* [Supplied entries]
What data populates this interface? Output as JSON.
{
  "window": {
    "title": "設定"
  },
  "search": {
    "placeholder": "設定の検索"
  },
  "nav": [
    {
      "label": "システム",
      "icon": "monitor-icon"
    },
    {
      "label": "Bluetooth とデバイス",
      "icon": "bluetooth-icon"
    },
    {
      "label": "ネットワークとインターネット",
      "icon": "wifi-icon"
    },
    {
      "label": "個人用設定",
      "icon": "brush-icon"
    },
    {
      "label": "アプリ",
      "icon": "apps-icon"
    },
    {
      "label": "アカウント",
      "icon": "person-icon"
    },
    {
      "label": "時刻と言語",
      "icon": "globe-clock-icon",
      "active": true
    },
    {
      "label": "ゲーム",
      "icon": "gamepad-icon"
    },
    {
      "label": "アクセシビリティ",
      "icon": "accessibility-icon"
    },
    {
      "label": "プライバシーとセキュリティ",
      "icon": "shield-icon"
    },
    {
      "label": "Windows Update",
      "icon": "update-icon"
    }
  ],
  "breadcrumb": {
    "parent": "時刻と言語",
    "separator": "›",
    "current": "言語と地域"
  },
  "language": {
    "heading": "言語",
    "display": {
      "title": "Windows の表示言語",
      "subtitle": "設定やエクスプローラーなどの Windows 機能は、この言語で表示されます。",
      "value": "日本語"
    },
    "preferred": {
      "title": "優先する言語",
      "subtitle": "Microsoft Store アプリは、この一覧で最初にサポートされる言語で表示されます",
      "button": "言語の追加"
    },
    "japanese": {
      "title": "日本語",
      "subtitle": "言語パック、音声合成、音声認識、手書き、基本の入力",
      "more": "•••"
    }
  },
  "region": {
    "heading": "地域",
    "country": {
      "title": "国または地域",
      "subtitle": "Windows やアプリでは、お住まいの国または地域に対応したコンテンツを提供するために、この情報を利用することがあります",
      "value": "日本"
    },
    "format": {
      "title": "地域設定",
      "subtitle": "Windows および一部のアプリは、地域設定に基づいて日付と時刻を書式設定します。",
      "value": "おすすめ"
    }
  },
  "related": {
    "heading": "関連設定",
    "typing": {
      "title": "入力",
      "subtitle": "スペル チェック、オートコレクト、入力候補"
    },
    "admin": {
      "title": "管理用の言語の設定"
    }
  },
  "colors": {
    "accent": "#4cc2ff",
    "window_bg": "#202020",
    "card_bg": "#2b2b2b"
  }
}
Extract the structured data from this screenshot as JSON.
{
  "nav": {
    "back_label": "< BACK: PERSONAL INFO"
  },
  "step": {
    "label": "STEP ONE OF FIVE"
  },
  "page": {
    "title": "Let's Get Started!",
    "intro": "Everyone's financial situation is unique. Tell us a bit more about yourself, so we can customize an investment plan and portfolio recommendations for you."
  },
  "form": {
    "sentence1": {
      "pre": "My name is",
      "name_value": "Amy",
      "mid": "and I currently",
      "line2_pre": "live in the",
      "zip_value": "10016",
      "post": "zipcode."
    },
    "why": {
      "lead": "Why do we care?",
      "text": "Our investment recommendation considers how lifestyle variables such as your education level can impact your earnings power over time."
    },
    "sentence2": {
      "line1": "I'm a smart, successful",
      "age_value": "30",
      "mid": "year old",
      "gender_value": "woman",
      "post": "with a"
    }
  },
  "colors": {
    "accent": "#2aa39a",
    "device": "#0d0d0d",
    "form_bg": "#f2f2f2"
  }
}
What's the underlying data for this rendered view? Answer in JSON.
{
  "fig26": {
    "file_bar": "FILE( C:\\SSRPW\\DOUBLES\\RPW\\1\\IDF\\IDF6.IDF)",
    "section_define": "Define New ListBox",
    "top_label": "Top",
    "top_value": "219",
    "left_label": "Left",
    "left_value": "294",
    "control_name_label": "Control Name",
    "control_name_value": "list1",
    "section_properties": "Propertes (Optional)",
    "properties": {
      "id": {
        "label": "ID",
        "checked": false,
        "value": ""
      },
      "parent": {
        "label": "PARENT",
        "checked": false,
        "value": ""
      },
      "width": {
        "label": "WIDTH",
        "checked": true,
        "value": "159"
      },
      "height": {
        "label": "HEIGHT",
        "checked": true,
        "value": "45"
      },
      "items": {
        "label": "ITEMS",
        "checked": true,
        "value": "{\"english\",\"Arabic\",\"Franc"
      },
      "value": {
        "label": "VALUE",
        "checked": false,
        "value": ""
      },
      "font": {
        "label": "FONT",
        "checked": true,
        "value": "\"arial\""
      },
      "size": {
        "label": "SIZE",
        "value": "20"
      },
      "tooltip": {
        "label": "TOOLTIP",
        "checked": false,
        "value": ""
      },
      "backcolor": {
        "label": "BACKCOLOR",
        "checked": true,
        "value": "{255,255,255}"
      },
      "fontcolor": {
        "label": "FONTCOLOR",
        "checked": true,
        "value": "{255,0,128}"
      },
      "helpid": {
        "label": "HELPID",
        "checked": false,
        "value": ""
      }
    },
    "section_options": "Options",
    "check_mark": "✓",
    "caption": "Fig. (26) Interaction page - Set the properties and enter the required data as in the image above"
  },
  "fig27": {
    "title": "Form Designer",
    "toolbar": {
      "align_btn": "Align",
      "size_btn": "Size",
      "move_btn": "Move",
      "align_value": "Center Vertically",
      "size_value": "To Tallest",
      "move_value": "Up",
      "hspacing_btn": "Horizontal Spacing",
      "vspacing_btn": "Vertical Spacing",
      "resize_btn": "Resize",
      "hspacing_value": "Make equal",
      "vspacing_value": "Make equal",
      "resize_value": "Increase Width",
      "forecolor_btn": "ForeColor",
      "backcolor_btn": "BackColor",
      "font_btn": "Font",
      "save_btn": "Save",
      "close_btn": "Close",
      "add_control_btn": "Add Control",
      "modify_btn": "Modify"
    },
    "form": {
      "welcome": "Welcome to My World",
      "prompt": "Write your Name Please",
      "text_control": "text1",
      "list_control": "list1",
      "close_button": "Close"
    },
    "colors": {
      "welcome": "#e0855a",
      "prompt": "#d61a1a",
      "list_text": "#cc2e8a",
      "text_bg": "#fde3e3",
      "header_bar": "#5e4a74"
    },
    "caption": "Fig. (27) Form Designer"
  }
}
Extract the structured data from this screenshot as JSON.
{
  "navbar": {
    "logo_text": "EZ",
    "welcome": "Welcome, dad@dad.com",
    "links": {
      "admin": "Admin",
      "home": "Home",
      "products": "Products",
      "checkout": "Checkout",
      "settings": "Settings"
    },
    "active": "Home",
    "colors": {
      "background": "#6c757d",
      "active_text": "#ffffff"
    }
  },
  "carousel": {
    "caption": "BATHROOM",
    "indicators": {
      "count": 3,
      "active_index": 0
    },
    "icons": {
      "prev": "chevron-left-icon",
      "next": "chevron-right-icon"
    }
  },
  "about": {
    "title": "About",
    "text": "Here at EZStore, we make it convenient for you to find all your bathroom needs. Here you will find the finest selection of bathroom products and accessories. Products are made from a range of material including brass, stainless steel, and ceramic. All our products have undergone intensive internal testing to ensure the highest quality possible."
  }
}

* [Directions] All of the material above needs to be copied exactly.

* [Correct response]
What data populates this interface? Output as JSON.
{
  "window": {
    "title": "設定"
  },
  "search": {
    "placeholder": "設定の検索"
  },
  "nav": [
    {
      "label": "システム",
      "icon": "monitor-icon"
    },
    {
      "label": "Bluetooth とデバイス",
      "icon": "bluetooth-icon"
    },
    {
      "label": "ネットワークとインターネット",
      "icon": "wifi-icon"
    },
    {
      "label": "個人用設定",
      "icon": "brush-icon"
    },
    {
      "label": "アプリ",
      "icon": "apps-icon"
    },
    {
      "label": "アカウント",
      "icon": "person-icon"
    },
    {
      "label": "時刻と言語",
      "icon": "globe-clock-icon",
      "active": true
    },
    {
      "label": "ゲーム",
      "icon": "gamepad-icon"
    },
    {
      "label": "アクセシビリティ",
      "icon": "accessibility-icon"
    },
    {
      "label": "プライバシーとセキュリティ",
      "icon": "shield-icon"
    },
    {
      "label": "Windows Update",
      "icon": "update-icon"
    }
  ],
  "breadcrumb": {
    "parent": "時刻と言語",
    "separator": "›",
    "current": "言語と地域"
  },
  "language": {
    "heading": "言語",
    "display": {
      "title": "Windows の表示言語",
      "subtitle": "設定やエクスプローラーなどの Windows 機能は、この言語で表示されます。",
      "value": "日本語"
    },
    "preferred": {
      "title": "優先する言語",
      "subtitle": "Microsoft Store アプリは、この一覧で最初にサポートされる言語で表示されます",
      "button": "言語の追加"
    },
    "japanese": {
      "title": "日本語",
      "subtitle": "言語パック、音声合成、音声認識、手書き、基本の入力",
      "more": "•••"
    }
  },
  "region": {
    "heading": "地域",
    "country": {
      "title": "国または地域",
      "subtitle": "Windows やアプリでは、お住まいの国または地域に対応したコンテンツを提供するために、この情報を利用することがあります",
      "value": "日本"
    },
    "format": {
      "title": "地域設定",
      "subtitle": "Windows および一部のアプリは、地域設定に基づいて日付と時刻を書式設定します。",
      "value": "おすすめ"
    }
  },
  "related": {
    "heading": "関連設定",
    "typing": {
      "title": "入力",
      "subtitle": "スペル チェック、オートコレクト、入力候補"
    },
    "admin": {
      "title": "管理用の言語の設定"
    }
  },
  "colors": {
    "accent": "#4cc2ff",
    "window_bg": "#202020",
    "card_bg": "#2b2b2b"
  }
}
Extract the structured data from this screenshot as JSON.
{
  "nav": {
    "back_label": "< BACK: PERSONAL INFO"
  },
  "step": {
    "label": "STEP ONE OF FIVE"
  },
  "page": {
    "title": "Let's Get Started!",
    "intro": "Everyone's financial situation is unique. Tell us a bit more about yourself, so we can customize an investment plan and portfolio recommendations for you."
  },
  "form": {
    "sentence1": {
      "pre": "My name is",
      "name_value": "Amy",
      "mid": "and I currently",
      "line2_pre": "live in the",
      "zip_value": "10016",
      "post": "zipcode."
    },
    "why": {
      "lead": "Why do we care?",
      "text": "Our investment recommendation considers how lifestyle variables such as your education level can impact your earnings power over time."
    },
    "sentence2": {
      "line1": "I'm a smart, successful",
      "age_value": "30",
      "mid": "year old",
      "gender_value": "woman",
      "post": "with a"
    }
  },
  "colors": {
    "accent": "#2aa39a",
    "device": "#0d0d0d",
    "form_bg": "#f2f2f2"
  }
}
What's the underlying data for this rendered view? Answer in JSON.
{
  "fig26": {
    "file_bar": "FILE( C:\\SSRPW\\DOUBLES\\RPW\\1\\IDF\\IDF6.IDF)",
    "section_define": "Define New ListBox",
    "top_label": "Top",
    "top_value": "219",
    "left_label": "Left",
    "left_value": "294",
    "control_name_label": "Control Name",
    "control_name_value": "list1",
    "section_properties": "Propertes (Optional)",
    "properties": {
      "id": {
        "label": "ID",
        "checked": false,
        "value": ""
      },
      "parent": {
        "label": "PARENT",
        "checked": false,
        "value": ""
      },
      "width": {
        "label": "WIDTH",
        "checked": true,
        "value": "159"
      },
      "height": {
        "label": "HEIGHT",
        "checked": true,
        "value": "45"
      },
      "items": {
        "label": "ITEMS",
        "checked": true,
        "value": "{\"english\",\"Arabic\",\"Franc"
      },
      "value": {
        "label": "VALUE",
        "checked": false,
        "value": ""
      },
      "font": {
        "label": "FONT",
        "checked": true,
        "value": "\"arial\""
      },
      "size": {
        "label": "SIZE",
        "value": "20"
      },
      "tooltip": {
        "label": "TOOLTIP",
        "checked": false,
        "value": ""
      },
      "backcolor": {
        "label": "BACKCOLOR",
        "checked": true,
        "value": "{255,255,255}"
      },
      "fontcolor": {
        "label": "FONTCOLOR",
        "checked": true,
        "value": "{255,0,128}"
      },
      "helpid": {
        "label": "HELPID",
        "checked": false,
        "value": ""
      }
    },
    "section_options": "Options",
    "check_mark": "✓",
    "caption": "Fig. (26) Interaction page - Set the properties and enter the required data as in the image above"
  },
  "fig27": {
    "title": "Form Designer",
    "toolbar": {
      "align_btn": "Align",
      "size_btn": "Size",
      "move_btn": "Move",
      "align_value": "Center Vertically",
      "size_value": "To Tallest",
      "move_value": "Up",
      "hspacing_btn": "Horizontal Spacing",
      "vspacing_btn": "Vertical Spacing",
      "resize_btn": "Resize",
      "hspacing_value": "Make equal",
      "vspacing_value": "Make equal",
      "resize_value": "Increase Width",
      "forecolor_btn": "ForeColor",
      "backcolor_btn": "BackColor",
      "font_btn": "Font",
      "save_btn": "Save",
      "close_btn": "Close",
      "add_control_btn": "Add Control",
      "modify_btn": "Modify"
    },
    "form": {
      "welcome": "Welcome to My World",
      "prompt": "Write your Name Please",
      "text_control": "text1",
      "list_control": "list1",
      "close_button": "Close"
    },
    "colors": {
      "welcome": "#e0855a",
      "prompt": "#d61a1a",
      "list_text": "#cc2e8a",
      "text_bg": "#fde3e3",
      "header_bar": "#5e4a74"
    },
    "caption": "Fig. (27) Form Designer"
  }
}
Extract the structured data from this screenshot as JSON.
{
  "navbar": {
    "logo_text": "EZ",
    "welcome": "Welcome, dad@dad.com",
    "links": {
      "admin": "Admin",
      "home": "Home",
      "products": "Products",
      "checkout": "Checkout",
      "settings": "Settings"
    },
    "active": "Home",
    "colors": {
      "background": "#6c757d",
      "active_text": "#ffffff"
    }
  },
  "carousel": {
    "caption": "BATHROOM",
    "indicators": {
      "count": 3,
      "active_index": 0
    },
    "icons": {
      "prev": "chevron-left-icon",
      "next": "chevron-right-icon"
    }
  },
  "about": {
    "title": "About",
    "text": "Here at EZStore, we make it convenient for you to find all your bathroom needs. Here you will find the finest selection of bathroom products and accessories. Products are made from a range of material including brass, stainless steel, and ceramic. All our products have undergone intensive internal testing to ensure the highest quality possible."
  }
}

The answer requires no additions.